Data for this exercise:
((
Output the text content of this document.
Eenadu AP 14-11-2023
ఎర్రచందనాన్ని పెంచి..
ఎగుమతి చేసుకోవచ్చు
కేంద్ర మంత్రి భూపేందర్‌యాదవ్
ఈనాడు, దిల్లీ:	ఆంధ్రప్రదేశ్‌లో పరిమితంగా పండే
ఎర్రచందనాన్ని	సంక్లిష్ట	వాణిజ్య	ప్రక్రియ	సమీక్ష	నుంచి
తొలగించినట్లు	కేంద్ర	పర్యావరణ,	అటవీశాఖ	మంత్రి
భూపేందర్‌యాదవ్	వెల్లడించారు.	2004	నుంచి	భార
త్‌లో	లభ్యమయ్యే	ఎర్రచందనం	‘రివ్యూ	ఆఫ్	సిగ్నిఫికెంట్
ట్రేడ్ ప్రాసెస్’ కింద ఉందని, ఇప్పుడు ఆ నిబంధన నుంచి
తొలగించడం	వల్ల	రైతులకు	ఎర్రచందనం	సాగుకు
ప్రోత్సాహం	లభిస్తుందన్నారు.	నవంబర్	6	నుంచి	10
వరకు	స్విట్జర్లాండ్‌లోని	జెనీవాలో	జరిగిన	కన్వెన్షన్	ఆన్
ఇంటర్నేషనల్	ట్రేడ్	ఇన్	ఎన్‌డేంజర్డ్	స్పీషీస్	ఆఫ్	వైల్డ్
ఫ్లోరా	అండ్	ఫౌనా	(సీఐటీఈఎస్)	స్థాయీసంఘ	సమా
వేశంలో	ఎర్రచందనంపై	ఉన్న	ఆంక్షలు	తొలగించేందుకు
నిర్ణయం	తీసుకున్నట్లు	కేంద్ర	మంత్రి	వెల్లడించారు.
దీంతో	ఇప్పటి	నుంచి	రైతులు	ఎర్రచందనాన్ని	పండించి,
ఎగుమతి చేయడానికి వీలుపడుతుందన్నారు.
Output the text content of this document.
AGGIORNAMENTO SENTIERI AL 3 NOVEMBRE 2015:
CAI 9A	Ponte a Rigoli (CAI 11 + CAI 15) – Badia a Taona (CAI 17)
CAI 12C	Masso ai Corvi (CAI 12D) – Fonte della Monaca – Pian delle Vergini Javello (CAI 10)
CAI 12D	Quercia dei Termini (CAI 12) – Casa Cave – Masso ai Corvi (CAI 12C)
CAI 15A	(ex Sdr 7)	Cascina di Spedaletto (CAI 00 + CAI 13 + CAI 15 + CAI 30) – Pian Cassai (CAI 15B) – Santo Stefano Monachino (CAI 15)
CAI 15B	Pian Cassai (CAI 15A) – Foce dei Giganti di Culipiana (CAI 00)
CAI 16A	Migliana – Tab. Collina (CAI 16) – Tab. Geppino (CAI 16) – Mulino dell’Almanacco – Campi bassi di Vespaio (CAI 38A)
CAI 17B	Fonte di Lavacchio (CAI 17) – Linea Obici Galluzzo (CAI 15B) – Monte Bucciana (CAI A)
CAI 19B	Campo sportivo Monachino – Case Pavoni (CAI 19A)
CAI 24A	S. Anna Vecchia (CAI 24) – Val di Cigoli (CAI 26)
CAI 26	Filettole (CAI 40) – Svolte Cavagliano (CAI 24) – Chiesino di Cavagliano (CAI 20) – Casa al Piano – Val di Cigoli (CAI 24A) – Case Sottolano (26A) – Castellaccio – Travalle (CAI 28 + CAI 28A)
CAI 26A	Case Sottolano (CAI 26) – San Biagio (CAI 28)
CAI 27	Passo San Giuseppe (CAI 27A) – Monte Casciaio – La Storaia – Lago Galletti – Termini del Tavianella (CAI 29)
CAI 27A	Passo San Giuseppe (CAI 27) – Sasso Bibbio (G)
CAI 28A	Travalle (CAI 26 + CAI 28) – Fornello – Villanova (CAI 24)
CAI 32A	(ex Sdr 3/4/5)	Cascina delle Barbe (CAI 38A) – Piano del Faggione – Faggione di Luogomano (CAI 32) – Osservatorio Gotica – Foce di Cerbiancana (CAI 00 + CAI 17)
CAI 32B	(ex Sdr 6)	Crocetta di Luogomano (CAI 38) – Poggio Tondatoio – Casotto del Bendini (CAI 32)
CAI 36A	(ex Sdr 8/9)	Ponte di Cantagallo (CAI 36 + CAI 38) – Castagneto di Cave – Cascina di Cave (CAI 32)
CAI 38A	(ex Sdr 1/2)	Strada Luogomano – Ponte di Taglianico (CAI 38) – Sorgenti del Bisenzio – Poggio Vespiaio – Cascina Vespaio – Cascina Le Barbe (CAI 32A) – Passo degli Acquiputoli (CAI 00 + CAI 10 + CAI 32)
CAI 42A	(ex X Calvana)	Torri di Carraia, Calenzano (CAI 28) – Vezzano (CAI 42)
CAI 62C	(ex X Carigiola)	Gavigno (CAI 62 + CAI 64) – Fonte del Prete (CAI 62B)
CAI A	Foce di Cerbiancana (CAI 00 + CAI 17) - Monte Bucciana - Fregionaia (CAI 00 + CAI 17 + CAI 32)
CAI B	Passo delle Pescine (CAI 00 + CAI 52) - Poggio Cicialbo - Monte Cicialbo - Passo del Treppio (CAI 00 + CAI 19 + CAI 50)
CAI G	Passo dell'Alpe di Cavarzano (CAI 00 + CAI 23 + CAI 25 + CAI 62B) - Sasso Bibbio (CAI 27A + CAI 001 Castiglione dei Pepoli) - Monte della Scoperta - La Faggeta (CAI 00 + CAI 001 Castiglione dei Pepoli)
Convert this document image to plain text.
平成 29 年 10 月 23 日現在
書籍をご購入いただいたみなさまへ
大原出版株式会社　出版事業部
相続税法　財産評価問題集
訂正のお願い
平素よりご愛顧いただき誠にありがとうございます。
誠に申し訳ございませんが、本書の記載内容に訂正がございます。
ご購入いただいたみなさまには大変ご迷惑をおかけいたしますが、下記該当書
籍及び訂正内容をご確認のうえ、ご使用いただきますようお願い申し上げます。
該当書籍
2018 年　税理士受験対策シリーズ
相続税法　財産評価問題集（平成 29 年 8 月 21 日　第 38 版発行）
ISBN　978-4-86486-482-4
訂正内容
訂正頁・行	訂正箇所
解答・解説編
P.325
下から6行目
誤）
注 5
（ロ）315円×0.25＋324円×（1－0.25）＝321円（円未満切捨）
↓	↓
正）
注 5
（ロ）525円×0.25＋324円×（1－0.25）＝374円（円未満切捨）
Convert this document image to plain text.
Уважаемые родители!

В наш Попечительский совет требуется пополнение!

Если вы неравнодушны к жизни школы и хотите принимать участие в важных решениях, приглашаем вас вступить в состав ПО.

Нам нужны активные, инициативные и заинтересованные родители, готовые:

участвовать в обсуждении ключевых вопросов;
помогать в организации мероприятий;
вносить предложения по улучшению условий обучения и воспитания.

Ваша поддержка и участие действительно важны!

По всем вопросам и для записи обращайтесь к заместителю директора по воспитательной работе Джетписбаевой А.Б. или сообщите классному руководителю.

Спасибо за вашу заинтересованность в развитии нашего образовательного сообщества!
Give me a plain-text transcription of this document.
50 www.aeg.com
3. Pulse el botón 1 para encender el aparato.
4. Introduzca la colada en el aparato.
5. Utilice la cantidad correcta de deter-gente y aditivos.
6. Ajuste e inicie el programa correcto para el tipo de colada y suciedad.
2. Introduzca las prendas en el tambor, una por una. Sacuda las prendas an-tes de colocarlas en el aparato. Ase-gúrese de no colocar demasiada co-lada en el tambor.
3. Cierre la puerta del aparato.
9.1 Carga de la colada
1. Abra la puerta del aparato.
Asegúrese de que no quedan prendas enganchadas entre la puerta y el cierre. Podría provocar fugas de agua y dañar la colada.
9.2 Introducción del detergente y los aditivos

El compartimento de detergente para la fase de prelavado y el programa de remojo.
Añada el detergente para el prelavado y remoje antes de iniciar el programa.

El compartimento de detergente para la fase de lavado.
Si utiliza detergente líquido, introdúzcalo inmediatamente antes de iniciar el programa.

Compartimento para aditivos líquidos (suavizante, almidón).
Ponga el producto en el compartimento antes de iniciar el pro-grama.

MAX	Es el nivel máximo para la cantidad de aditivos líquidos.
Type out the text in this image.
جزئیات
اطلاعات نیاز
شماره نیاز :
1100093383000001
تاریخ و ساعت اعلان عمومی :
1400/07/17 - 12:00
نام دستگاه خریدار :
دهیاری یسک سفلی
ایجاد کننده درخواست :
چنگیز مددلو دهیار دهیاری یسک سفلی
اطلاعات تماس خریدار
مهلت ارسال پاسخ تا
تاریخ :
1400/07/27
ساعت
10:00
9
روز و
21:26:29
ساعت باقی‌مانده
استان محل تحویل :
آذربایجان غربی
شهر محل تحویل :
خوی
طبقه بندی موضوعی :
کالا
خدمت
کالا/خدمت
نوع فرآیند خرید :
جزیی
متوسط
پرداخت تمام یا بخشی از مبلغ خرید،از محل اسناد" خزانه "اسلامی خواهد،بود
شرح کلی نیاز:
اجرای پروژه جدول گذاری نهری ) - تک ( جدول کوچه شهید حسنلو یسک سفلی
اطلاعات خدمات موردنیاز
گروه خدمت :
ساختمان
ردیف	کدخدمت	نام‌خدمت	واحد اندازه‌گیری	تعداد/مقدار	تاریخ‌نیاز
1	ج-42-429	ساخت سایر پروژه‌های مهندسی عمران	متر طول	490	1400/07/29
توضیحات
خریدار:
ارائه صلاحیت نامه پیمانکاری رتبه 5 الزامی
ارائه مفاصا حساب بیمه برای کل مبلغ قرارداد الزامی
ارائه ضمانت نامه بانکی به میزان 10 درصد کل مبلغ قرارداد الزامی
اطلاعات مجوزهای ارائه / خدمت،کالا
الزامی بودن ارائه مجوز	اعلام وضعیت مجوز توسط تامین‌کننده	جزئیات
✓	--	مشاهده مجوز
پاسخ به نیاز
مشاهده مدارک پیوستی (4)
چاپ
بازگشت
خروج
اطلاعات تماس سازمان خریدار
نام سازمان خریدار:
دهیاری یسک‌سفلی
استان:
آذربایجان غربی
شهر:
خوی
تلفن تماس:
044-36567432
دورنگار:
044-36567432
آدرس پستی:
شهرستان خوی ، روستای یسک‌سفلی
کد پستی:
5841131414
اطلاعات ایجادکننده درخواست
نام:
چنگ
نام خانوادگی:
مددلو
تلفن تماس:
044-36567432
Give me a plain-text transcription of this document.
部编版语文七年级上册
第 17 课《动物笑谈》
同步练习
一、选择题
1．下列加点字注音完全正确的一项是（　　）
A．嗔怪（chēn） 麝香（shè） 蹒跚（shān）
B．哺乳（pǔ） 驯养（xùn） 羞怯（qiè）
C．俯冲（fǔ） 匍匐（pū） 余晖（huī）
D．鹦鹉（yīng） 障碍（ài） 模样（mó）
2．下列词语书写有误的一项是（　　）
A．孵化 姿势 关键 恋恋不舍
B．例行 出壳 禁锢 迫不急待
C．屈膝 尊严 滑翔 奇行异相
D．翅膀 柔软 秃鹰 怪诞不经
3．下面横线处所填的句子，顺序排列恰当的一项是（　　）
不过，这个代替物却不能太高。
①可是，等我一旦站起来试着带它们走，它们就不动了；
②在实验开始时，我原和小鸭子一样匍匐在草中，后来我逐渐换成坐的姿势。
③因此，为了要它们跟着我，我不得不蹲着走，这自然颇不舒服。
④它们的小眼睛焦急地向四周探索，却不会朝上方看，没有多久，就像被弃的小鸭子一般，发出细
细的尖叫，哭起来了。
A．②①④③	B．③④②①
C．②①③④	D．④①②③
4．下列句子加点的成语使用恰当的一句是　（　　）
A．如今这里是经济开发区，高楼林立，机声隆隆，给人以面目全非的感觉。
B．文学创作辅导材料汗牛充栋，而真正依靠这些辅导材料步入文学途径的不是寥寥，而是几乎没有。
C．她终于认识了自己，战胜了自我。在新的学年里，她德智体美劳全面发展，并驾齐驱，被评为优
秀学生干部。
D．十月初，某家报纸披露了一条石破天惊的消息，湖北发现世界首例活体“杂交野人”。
))
Report every line in the data above in which the word "delle" appears.

CAI 12C	Masso ai Corvi (CAI 12D) – Fonte della Monaca – Pian delle Vergini Javello (CAI 10)
CAI 32A	(ex Sdr 3/4/5)	Cascina delle Barbe (CAI 38A) – Piano del Faggione – Faggione di Luogomano (CAI 32) – Osservatorio Gotica – Foce di Cerbiancana (CAI 00 + CAI 17)
CAI B	Passo delle Pescine (CAI 00 + CAI 52) - Poggio Cicialbo - Monte Cicialbo - Passo del Treppio (CAI 00 + CAI 19 + CAI 50)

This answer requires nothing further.